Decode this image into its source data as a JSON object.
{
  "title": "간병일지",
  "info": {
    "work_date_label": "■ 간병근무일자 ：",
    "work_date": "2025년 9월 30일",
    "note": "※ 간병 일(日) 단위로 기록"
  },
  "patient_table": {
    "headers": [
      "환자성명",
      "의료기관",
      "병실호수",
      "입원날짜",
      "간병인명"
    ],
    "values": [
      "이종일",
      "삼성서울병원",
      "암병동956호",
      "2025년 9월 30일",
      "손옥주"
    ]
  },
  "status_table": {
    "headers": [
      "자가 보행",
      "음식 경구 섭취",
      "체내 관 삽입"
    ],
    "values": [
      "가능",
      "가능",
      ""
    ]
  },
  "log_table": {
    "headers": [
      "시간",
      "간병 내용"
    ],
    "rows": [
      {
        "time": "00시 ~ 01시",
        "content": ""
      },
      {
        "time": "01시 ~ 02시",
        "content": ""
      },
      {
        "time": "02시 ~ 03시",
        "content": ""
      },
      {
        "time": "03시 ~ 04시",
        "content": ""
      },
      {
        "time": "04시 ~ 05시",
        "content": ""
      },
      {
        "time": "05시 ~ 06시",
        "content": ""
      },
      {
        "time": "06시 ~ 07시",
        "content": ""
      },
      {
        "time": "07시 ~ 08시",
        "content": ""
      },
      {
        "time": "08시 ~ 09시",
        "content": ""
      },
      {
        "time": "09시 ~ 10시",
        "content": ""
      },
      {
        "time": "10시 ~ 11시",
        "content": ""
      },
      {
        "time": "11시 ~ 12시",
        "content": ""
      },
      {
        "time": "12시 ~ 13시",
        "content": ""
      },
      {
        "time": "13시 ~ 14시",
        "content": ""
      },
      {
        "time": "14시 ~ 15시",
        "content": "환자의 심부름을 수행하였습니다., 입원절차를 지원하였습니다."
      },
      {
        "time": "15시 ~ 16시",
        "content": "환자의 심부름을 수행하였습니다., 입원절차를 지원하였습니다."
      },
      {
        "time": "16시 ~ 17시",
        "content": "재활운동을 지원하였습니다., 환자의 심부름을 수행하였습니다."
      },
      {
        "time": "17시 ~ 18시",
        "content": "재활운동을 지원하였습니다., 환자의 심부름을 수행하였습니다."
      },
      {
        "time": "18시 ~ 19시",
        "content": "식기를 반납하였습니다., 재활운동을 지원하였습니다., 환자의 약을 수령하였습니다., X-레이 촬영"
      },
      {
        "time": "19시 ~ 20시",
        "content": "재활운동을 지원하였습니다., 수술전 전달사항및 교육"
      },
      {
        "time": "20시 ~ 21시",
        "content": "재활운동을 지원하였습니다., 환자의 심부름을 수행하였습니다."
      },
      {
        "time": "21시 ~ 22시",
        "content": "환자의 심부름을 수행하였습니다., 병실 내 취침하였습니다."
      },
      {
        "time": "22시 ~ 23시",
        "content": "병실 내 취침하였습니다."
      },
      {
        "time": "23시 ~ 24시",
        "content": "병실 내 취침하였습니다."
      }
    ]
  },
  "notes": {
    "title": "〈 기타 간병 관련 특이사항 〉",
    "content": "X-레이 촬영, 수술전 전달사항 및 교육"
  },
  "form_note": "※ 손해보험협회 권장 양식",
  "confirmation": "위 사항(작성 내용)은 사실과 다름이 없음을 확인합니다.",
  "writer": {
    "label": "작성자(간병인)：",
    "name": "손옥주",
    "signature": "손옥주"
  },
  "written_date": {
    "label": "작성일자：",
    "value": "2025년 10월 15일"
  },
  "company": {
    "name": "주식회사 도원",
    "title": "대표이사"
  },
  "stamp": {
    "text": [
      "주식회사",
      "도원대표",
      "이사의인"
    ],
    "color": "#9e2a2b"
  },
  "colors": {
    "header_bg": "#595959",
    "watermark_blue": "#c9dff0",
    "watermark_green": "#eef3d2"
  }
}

★ ★ ★ ★ ★

• [EXERCISE OBJECTIVE]: Repeat every entry exactly as written above.

• [ANSWER TO THIS PROBLEM]:
Decode this image into its source data as a JSON object.
{
  "title": "간병일지",
  "info": {
    "work_date_label": "■ 간병근무일자 ：",
    "work_date": "2025년 9월 30일",
    "note": "※ 간병 일(日) 단위로 기록"
  },
  "patient_table": {
    "headers": [
      "환자성명",
      "의료기관",
      "병실호수",
      "입원날짜",
      "간병인명"
    ],
    "values": [
      "이종일",
      "삼성서울병원",
      "암병동956호",
      "2025년 9월 30일",
      "손옥주"
    ]
  },
  "status_table": {
    "headers": [
      "자가 보행",
      "음식 경구 섭취",
      "체내 관 삽입"
    ],
    "values": [
      "가능",
      "가능",
      ""
    ]
  },
  "log_table": {
    "headers": [
      "시간",
      "간병 내용"
    ],
    "rows": [
      {
        "time": "00시 ~ 01시",
        "content": ""
      },
      {
        "time": "01시 ~ 02시",
        "content": ""
      },
      {
        "time": "02시 ~ 03시",
        "content": ""
      },
      {
        "time": "03시 ~ 04시",
        "content": ""
      },
      {
        "time": "04시 ~ 05시",
        "content": ""
      },
      {
        "time": "05시 ~ 06시",
        "content": ""
      },
      {
        "time": "06시 ~ 07시",
        "content": ""
      },
      {
        "time": "07시 ~ 08시",
        "content": ""
      },
      {
        "time": "08시 ~ 09시",
        "content": ""
      },
      {
        "time": "09시 ~ 10시",
        "content": ""
      },
      {
        "time": "10시 ~ 11시",
        "content": ""
      },
      {
        "time": "11시 ~ 12시",
        "content": ""
      },
      {
        "time": "12시 ~ 13시",
        "content": ""
      },
      {
        "time": "13시 ~ 14시",
        "content": ""
      },
      {
        "time": "14시 ~ 15시",
        "content": "환자의 심부름을 수행하였습니다., 입원절차를 지원하였습니다."
      },
      {
        "time": "15시 ~ 16시",
        "content": "환자의 심부름을 수행하였습니다., 입원절차를 지원하였습니다."
      },
      {
        "time": "16시 ~ 17시",
        "content": "재활운동을 지원하였습니다., 환자의 심부름을 수행하였습니다."
      },
      {
        "time": "17시 ~ 18시",
        "content": "재활운동을 지원하였습니다., 환자의 심부름을 수행하였습니다."
      },
      {
        "time": "18시 ~ 19시",
        "content": "식기를 반납하였습니다., 재활운동을 지원하였습니다., 환자의 약을 수령하였습니다., X-레이 촬영"
      },
      {
        "time": "19시 ~ 20시",
        "content": "재활운동을 지원하였습니다., 수술전 전달사항및 교육"
      },
      {
        "time": "20시 ~ 21시",
        "content": "재활운동을 지원하였습니다., 환자의 심부름을 수행하였습니다."
      },
      {
        "time": "21시 ~ 22시",
        "content": "환자의 심부름을 수행하였습니다., 병실 내 취침하였습니다."
      },
      {
        "time": "22시 ~ 23시",
        "content": "병실 내 취침하였습니다."
      },
      {
        "time": "23시 ~ 24시",
        "content": "병실 내 취침하였습니다."
      }
    ]
  },
  "notes": {
    "title": "〈 기타 간병 관련 특이사항 〉",
    "content": "X-레이 촬영, 수술전 전달사항 및 교육"
  },
  "form_note": "※ 손해보험협회 권장 양식",
  "confirmation": "위 사항(작성 내용)은 사실과 다름이 없음을 확인합니다.",
  "writer": {
    "label": "작성자(간병인)：",
    "name": "손옥주",
    "signature": "손옥주"
  },
  "written_date": {
    "label": "작성일자：",
    "value": "2025년 10월 15일"
  },
  "company": {
    "name": "주식회사 도원",
    "title": "대표이사"
  },
  "stamp": {
    "text": [
      "주식회사",
      "도원대표",
      "이사의인"
    ],
    "color": "#9e2a2b"
  },
  "colors": {
    "header_bg": "#595959",
    "watermark_blue": "#c9dff0",
    "watermark_green": "#eef3d2"
  }
}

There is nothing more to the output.